--- Passage provided ---
She chose not to go but didn't for a moment think to try to discourage me from going - because
1. She is a good wife and
2. I would react very badly to her saying she didn't want to go and then trying to convince ME not to go

So my brother in law and I went had a great time. We came back that night and he and I were planning to go kayaking the next day. Funny thing - she asked to come - which was great. She came and we had the best time. He and I tipped over and she didn't. Quite funny really.

Back to being dominant. There are situations where you can only either go left or right. There IS no compromise in those situations. SOMEONE has to dominate. The nice guys posting - they have lost the ability to do that.


>>>>>>>>>>>>>>>>>>>>>>>>>>>>>
I believe you do need to be sensitive and caring and have a good sense of humor. This is not about that. Because remember - before marriage she was nice BACK. What this is about is how men react when our female partners begin to conduct male "fitness tests" by pushing our boundaries. What would have happened if you had firmly addressed your W's texting behavior when it first started?

I believe women react badly to hearing that something makes you feel bad "after you have already told them once or twice". The first time is key because now they "know" and it is no longer a communication issue it is now a question of whether or not she is going to prioritize your need. I do believe many women respond better to action than words. And the ultimate male behavior women respond most strongly to is NOT anger - it is indifference. They are exceptionally aware of what indifference means to the power dynamic in a relationship. Guys - we aren't ALLOWED to use our physical strength advantage in a relationship which I personally think is a great improvement over historical "rules of engagement". Unless it is an extreme case and she is directly harming your children, highly emotional / verbalized extreme ANGER just conveys: The desperate hurt of a man whose love is overpowering his self control. Big step back. The calm determined mode of "if you do X, I am reluctantly going to have no choice but to do Y" works very well but you have to have the determination to follow through.

For example - I absolutely go into "limited communication" mode when I feel a boundary has been violated. And I don't come out until I get an explanation that makes sense or an apology. And not a "non" apology. I don't respond well to "I am sorry that upset you". Just as I apologize when I am wrong - which is a little bit more than 50 percent of the time . Limited communication is simple, requires no particular verbal skills - it DOES require a willingness to have conflict and to allow conflict to persist and sometimes escalate.

And the one time in our marriage she said she needed "space" I started scheduling long weekend visits with friends and family and began to steadily ramp that up until I heard the magic words "I miss you".

If you asked my W to predict my future marital behavior she would say: "Treated fairly he will NEVER leave and NEVER cheat", "Treated badly - he will either openly take a lover or flat out leave depending on the specifics of the situation".

I would loosely say the same thing in reverse with the exception being that instead of taking a lover I imagine she would simply focus on making my life a non-stop living hell if she felt very badly treated. And if THAT didn't work THEN she would leave me.
--- Data segment ---
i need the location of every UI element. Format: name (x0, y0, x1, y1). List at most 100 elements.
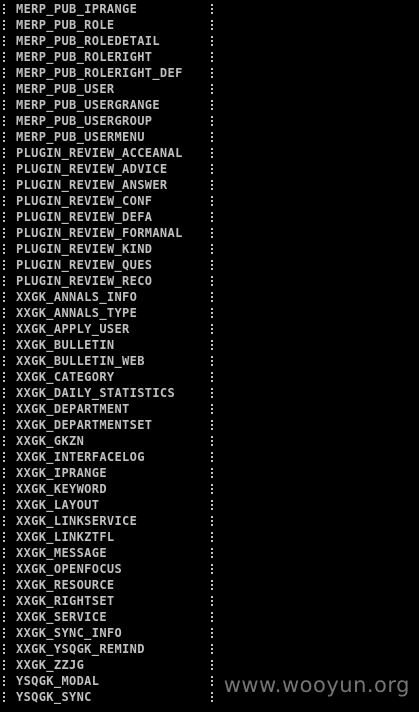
---
Given request 1 – Please switch "kayaking" to "canoeing" in the post on marriage, reproducing it starting at "She chose not" and ending at "Quite funny really.".
Given request 2 – According to the post on marriage, what male behavior do women respond to most strongly?
Given request 3 – Carry on the post on marriage from its final sentence.

Output 1 –
She chose not to go but didn't for a moment think to try to discourage me from going - because
1. She is a good wife and
2. I would react very badly to her saying she didn't want to go and then trying to convince ME not to go

So my brother in law and I went had a great time. We came back that night and he and I were planning to go canoeing the next day. Funny thing - she asked to come - which was great. She came and we had the best time. He and I tipped over and she didn't. Quite funny really.

Output 2 – Indifference, not anger.

Output 3 –
In this context - you cannot have daily communication with someone/text them "goodnight" every night when they are having an open ended series of EA's and ever hope to effectively convey indifference.

>>>>>>>>>>>>>
"I am the product of thousands of generations of successful male ancestors. When necessary they were totally determined and utterly ruthless. I see no reason to alter a behavioral pattern that has worked so well for so long."


>>>>>>>>>>>>>>>>>>>>>>>>>>>>>
My ultimate litmus test of where my W's head is at has to do with our sex life. Sorry - but that is a fairly objective measure of how "into you" a woman is. If she is into YOU, she really wants you to be into HER emotionally and the strongest emo glue to use with a man is frequent - good/great sex.

So since we are in the world of total transparency I will share a strange but completely true sequence with you.

Our sex life always ranged from good to great. At times when we were younger and I literally demanded pretty damn near daily sex we had tension - but she wanted to make it all work so she made the effort.

So about 4-5 years ago I was on meds which took the edge of my personality, and then I also stopped lifting, became skinny and our sex life did suffer. Her desire for me dropped in a fairly obvious way. She still made it fun for me, but I could tell her attraction level was seriously impacted - and that sucked. So I made the effort - bulked back up to my normal size which is moderately muscled - I am by no means a steroidal monkey and have never touched a steroid in my life.

So my body get back to "normal" and my aggression levels rose - which she also likes and like magic her desire rebounded.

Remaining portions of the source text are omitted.